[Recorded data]
▬▬▬

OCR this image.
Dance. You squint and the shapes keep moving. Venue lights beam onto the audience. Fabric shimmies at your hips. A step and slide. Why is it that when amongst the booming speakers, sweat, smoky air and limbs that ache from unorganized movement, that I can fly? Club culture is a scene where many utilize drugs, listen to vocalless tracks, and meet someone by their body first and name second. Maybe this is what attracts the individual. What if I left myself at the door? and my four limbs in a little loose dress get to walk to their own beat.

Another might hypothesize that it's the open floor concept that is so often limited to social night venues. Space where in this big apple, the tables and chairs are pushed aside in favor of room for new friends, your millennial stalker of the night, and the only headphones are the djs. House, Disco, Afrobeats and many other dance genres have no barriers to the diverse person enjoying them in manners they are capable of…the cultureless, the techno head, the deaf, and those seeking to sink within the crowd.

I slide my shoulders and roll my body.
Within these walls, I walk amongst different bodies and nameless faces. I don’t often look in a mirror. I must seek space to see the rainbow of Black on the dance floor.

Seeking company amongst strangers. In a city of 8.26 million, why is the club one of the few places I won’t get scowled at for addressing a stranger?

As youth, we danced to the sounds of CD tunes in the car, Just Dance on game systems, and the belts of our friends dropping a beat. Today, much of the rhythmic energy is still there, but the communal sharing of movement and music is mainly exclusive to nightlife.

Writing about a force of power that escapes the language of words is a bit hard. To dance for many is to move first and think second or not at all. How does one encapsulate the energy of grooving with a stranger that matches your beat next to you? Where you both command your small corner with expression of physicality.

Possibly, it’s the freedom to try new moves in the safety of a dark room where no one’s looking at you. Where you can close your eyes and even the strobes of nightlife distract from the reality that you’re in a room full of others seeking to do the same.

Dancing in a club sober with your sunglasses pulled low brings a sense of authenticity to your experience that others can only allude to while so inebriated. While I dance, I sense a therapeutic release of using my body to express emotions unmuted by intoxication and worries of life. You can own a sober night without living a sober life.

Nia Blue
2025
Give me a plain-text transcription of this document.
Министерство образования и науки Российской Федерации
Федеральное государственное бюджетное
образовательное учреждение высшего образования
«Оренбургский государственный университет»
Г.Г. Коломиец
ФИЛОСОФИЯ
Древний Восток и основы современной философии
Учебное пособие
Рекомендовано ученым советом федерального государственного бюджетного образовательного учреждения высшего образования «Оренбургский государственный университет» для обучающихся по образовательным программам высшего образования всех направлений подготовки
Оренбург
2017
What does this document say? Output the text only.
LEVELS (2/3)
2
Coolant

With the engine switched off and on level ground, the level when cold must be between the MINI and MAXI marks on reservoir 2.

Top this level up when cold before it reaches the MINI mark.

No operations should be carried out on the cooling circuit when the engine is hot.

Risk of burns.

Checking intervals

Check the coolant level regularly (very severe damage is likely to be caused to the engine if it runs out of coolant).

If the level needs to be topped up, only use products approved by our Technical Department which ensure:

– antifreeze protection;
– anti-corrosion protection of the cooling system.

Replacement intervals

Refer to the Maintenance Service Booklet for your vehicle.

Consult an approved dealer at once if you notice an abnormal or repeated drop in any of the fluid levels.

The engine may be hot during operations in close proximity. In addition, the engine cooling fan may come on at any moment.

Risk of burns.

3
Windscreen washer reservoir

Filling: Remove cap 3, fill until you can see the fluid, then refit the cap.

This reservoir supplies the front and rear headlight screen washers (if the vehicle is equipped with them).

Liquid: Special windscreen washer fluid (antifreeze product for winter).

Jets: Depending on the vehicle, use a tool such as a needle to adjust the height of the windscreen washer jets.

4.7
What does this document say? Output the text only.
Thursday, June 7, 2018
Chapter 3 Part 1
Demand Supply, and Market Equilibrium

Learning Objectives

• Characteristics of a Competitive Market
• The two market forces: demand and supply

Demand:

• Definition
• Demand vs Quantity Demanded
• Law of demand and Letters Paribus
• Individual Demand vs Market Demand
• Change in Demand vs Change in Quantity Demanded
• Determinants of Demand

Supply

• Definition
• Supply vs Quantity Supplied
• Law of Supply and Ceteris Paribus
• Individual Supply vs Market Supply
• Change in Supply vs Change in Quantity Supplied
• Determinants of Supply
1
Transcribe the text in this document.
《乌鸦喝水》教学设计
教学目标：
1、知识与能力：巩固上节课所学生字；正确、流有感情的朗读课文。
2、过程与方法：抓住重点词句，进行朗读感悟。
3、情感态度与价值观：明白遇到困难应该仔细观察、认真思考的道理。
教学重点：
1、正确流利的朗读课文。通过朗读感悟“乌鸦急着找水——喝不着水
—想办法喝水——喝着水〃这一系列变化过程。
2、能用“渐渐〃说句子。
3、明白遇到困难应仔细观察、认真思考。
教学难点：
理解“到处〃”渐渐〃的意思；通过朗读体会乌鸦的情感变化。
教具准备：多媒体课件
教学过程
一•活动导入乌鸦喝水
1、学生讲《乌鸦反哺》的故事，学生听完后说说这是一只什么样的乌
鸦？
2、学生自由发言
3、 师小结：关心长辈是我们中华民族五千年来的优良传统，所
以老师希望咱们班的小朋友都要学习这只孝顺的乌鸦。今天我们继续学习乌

▬▬▬

▶ [GIVEN TASK]: Transcribe the data. Leave every line exactly as it is.

▶ [SOLUTION TO THIS PROBLEM]:
OCR this image.
Dance. You squint and the shapes keep moving. Venue lights beam onto the audience. Fabric shimmies at your hips. A step and slide. Why is it that when amongst the booming speakers, sweat, smoky air and limbs that ache from unorganized movement, that I can fly? Club culture is a scene where many utilize drugs, listen to vocalless tracks, and meet someone by their body first and name second. Maybe this is what attracts the individual. What if I left myself at the door? and my four limbs in a little loose dress get to walk to their own beat.

Another might hypothesize that it's the open floor concept that is so often limited to social night venues. Space where in this big apple, the tables and chairs are pushed aside in favor of room for new friends, your millennial stalker of the night, and the only headphones are the djs. House, Disco, Afrobeats and many other dance genres have no barriers to the diverse person enjoying them in manners they are capable of…the cultureless, the techno head, the deaf, and those seeking to sink within the crowd.

I slide my shoulders and roll my body.
Within these walls, I walk amongst different bodies and nameless faces. I don’t often look in a mirror. I must seek space to see the rainbow of Black on the dance floor.

Seeking company amongst strangers. In a city of 8.26 million, why is the club one of the few places I won’t get scowled at for addressing a stranger?

As youth, we danced to the sounds of CD tunes in the car, Just Dance on game systems, and the belts of our friends dropping a beat. Today, much of the rhythmic energy is still there, but the communal sharing of movement and music is mainly exclusive to nightlife.

Writing about a force of power that escapes the language of words is a bit hard. To dance for many is to move first and think second or not at all. How does one encapsulate the energy of grooving with a stranger that matches your beat next to you? Where you both command your small corner with expression of physicality.

Possibly, it’s the freedom to try new moves in the safety of a dark room where no one’s looking at you. Where you can close your eyes and even the strobes of nightlife distract from the reality that you’re in a room full of others seeking to do the same.

Dancing in a club sober with your sunglasses pulled low brings a sense of authenticity to your experience that others can only allude to while so inebriated. While I dance, I sense a therapeutic release of using my body to express emotions unmuted by intoxication and worries of life. You can own a sober night without living a sober life.

Nia Blue
2025
Give me a plain-text transcription of this document.
Министерство образования и науки Российской Федерации
Федеральное государственное бюджетное
образовательное учреждение высшего образования
«Оренбургский государственный университет»
Г.Г. Коломиец
ФИЛОСОФИЯ
Древний Восток и основы современной философии
Учебное пособие
Рекомендовано ученым советом федерального государственного бюджетного образовательного учреждения высшего образования «Оренбургский государственный университет» для обучающихся по образовательным программам высшего образования всех направлений подготовки
Оренбург
2017
What does this document say? Output the text only.
LEVELS (2/3)
2
Coolant

With the engine switched off and on level ground, the level when cold must be between the MINI and MAXI marks on reservoir 2.

Top this level up when cold before it reaches the MINI mark.

No operations should be carried out on the cooling circuit when the engine is hot.

Risk of burns.

Checking intervals

Check the coolant level regularly (very severe damage is likely to be caused to the engine if it runs out of coolant).

If the level needs to be topped up, only use products approved by our Technical Department which ensure:

– antifreeze protection;
– anti-corrosion protection of the cooling system.

Replacement intervals

Refer to the Maintenance Service Booklet for your vehicle.

Consult an approved dealer at once if you notice an abnormal or repeated drop in any of the fluid levels.

The engine may be hot during operations in close proximity. In addition, the engine cooling fan may come on at any moment.

Risk of burns.

3
Windscreen washer reservoir

Filling: Remove cap 3, fill until you can see the fluid, then refit the cap.

This reservoir supplies the front and rear headlight screen washers (if the vehicle is equipped with them).

Liquid: Special windscreen washer fluid (antifreeze product for winter).

Jets: Depending on the vehicle, use a tool such as a needle to adjust the height of the windscreen washer jets.

4.7
What does this document say? Output the text only.
Thursday, June 7, 2018
Chapter 3 Part 1
Demand Supply, and Market Equilibrium

Learning Objectives

• Characteristics of a Competitive Market
• The two market forces: demand and supply

Demand:

• Definition
• Demand vs Quantity Demanded
• Law of demand and Letters Paribus
• Individual Demand vs Market Demand
• Change in Demand vs Change in Quantity Demanded
• Determinants of Demand

Supply

• Definition
• Supply vs Quantity Supplied
• Law of Supply and Ceteris Paribus
• Individual Supply vs Market Supply
• Change in Supply vs Change in Quantity Supplied
• Determinants of Supply
1
Transcribe the text in this document.
《乌鸦喝水》教学设计
教学目标：
1、知识与能力：巩固上节课所学生字；正确、流有感情的朗读课文。
2、过程与方法：抓住重点词句，进行朗读感悟。
3、情感态度与价值观：明白遇到困难应该仔细观察、认真思考的道理。
教学重点：
1、正确流利的朗读课文。通过朗读感悟“乌鸦急着找水——喝不着水
—想办法喝水——喝着水〃这一系列变化过程。
2、能用“渐渐〃说句子。
3、明白遇到困难应仔细观察、认真思考。
教学难点：
理解“到处〃”渐渐〃的意思；通过朗读体会乌鸦的情感变化。
教具准备：多媒体课件
教学过程
一•活动导入乌鸦喝水
1、学生讲《乌鸦反哺》的故事，学生听完后说说这是一只什么样的乌
鸦？
2、学生自由发言
3、 师小结：关心长辈是我们中华民族五千年来的优良传统，所
以老师希望咱们班的小朋友都要学习这只孝顺的乌鸦。今天我们继续学习乌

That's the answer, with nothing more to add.